▶ [Exercise task]
Identify all lines of the data containing the string "STOP" and copy them.

>> start Provided data

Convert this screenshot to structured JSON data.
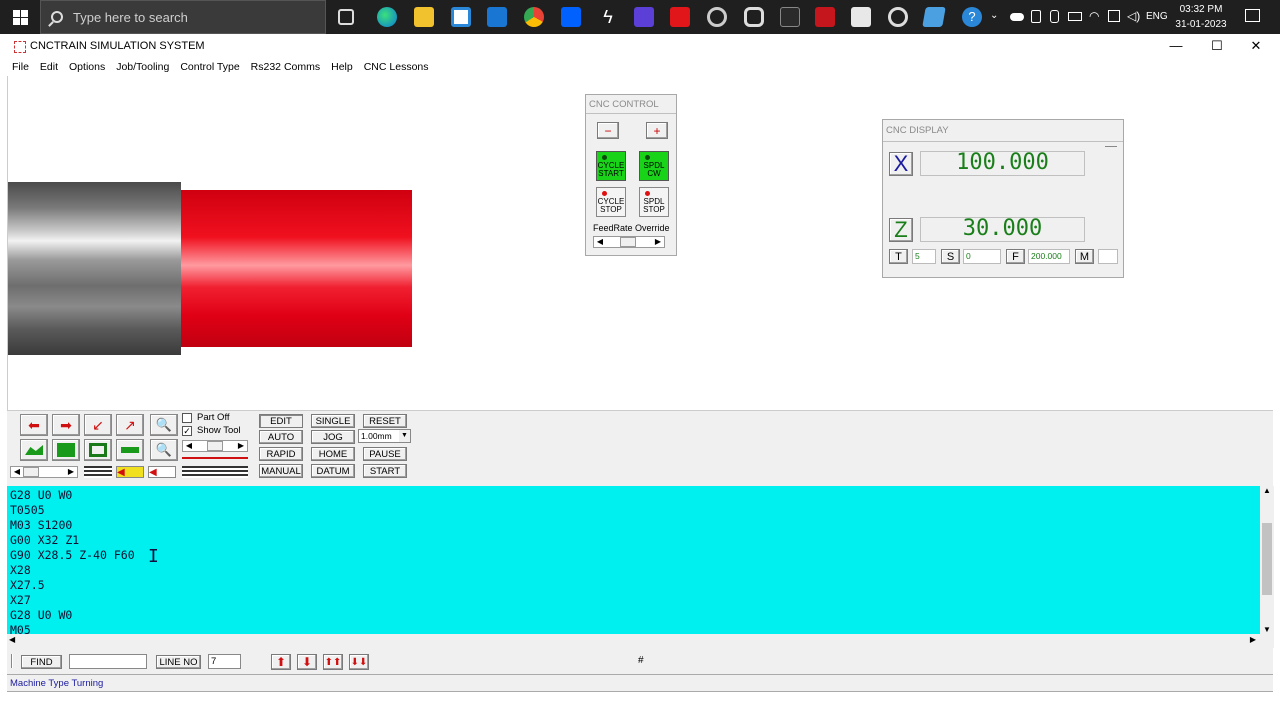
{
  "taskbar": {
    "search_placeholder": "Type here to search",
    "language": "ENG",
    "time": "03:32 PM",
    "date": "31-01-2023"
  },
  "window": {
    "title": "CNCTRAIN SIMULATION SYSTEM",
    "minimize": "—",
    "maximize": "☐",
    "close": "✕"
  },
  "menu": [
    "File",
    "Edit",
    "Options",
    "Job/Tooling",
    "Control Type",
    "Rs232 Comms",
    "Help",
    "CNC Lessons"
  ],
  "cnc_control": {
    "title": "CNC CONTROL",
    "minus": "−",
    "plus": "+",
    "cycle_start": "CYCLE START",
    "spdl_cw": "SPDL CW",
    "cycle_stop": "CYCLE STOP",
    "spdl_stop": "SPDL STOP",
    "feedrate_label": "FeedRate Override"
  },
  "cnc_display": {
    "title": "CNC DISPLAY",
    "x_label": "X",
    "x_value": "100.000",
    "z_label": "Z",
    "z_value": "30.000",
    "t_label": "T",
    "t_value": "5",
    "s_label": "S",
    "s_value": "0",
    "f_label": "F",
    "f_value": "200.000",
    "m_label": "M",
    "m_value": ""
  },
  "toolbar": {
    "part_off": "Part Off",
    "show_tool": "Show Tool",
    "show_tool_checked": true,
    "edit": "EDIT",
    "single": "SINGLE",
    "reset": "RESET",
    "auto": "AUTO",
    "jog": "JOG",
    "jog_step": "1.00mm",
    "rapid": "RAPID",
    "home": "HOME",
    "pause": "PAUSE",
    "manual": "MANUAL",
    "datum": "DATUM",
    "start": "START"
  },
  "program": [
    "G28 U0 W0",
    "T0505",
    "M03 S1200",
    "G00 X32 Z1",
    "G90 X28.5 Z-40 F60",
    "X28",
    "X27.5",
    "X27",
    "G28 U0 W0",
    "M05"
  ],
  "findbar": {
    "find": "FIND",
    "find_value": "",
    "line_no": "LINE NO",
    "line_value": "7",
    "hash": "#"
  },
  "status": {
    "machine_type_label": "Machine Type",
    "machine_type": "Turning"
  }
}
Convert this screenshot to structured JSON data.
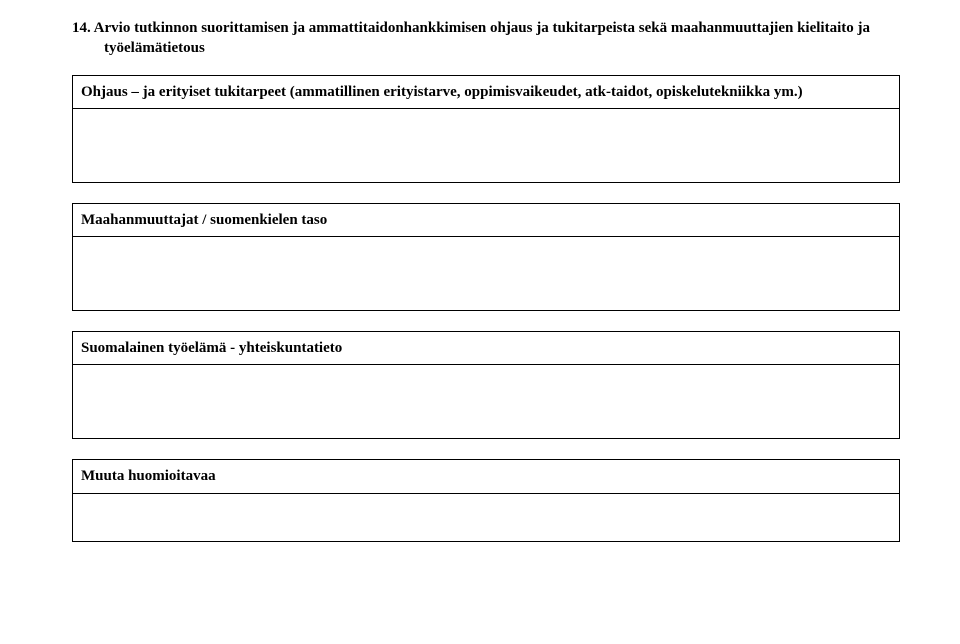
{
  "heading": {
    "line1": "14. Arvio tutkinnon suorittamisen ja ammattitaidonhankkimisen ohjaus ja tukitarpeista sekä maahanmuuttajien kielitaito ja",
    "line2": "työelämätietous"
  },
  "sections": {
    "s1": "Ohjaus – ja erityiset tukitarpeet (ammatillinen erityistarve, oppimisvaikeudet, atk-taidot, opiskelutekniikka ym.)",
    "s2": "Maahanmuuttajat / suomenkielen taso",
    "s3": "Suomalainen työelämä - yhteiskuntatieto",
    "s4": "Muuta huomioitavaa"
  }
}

>> end Provided data

▶ [Written answer]
    "cycle_stop": "CYCLE STOP",
    "spdl_stop": "SPDL STOP",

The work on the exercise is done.